> _Source data_
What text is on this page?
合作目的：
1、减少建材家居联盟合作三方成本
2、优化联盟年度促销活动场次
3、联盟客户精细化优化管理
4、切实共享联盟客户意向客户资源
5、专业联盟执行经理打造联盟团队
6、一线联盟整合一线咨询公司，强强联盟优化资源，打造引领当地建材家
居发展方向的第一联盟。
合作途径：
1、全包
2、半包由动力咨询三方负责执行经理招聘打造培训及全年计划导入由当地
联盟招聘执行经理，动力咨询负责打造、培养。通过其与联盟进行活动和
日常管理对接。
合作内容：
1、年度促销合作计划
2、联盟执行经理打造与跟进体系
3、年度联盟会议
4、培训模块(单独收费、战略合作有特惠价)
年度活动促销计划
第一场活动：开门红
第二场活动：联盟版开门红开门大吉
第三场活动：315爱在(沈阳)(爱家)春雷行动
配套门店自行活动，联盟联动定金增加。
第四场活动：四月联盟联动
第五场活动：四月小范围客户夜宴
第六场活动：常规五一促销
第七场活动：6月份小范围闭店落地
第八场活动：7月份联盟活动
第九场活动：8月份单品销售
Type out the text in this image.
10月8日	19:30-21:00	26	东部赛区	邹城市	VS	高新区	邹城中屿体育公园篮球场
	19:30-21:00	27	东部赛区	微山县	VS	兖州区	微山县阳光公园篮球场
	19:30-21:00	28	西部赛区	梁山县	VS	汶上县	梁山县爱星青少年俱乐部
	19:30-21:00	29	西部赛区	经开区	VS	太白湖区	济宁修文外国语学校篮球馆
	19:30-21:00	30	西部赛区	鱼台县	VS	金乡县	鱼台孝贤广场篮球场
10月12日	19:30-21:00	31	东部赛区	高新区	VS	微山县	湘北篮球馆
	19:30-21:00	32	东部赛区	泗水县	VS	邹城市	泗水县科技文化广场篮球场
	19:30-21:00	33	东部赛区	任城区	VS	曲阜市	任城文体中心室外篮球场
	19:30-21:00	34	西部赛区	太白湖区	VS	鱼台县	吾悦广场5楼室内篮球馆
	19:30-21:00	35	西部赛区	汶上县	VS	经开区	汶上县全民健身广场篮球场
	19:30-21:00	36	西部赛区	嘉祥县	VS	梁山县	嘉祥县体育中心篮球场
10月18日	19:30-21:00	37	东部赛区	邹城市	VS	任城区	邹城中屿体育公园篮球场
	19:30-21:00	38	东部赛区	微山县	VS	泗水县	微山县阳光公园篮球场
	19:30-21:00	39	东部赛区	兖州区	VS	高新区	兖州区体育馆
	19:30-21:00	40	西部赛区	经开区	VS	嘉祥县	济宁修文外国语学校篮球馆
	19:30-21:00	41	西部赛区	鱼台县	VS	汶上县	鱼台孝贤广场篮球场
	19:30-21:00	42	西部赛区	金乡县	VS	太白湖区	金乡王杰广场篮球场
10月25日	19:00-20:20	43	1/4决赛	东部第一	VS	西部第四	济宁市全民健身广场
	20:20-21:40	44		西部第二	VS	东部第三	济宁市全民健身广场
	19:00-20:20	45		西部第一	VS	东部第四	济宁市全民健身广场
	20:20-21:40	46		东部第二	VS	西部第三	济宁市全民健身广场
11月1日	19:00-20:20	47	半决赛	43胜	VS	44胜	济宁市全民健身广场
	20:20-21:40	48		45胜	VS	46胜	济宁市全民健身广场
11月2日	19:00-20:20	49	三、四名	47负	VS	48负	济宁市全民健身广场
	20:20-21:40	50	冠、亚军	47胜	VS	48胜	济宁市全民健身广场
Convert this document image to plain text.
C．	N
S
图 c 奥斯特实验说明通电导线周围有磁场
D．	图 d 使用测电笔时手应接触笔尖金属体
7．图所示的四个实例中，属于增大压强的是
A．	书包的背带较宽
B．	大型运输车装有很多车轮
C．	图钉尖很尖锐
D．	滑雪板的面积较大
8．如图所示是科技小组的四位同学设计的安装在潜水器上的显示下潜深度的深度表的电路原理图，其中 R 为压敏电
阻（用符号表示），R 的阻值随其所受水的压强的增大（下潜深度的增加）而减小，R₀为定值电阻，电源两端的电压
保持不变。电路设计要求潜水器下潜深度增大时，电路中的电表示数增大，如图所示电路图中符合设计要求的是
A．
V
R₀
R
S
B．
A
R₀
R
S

> _To be done_
State the number of lines in these entries that include the string "image". Provide nothing beyond that number.

> _Response to this exercise_
2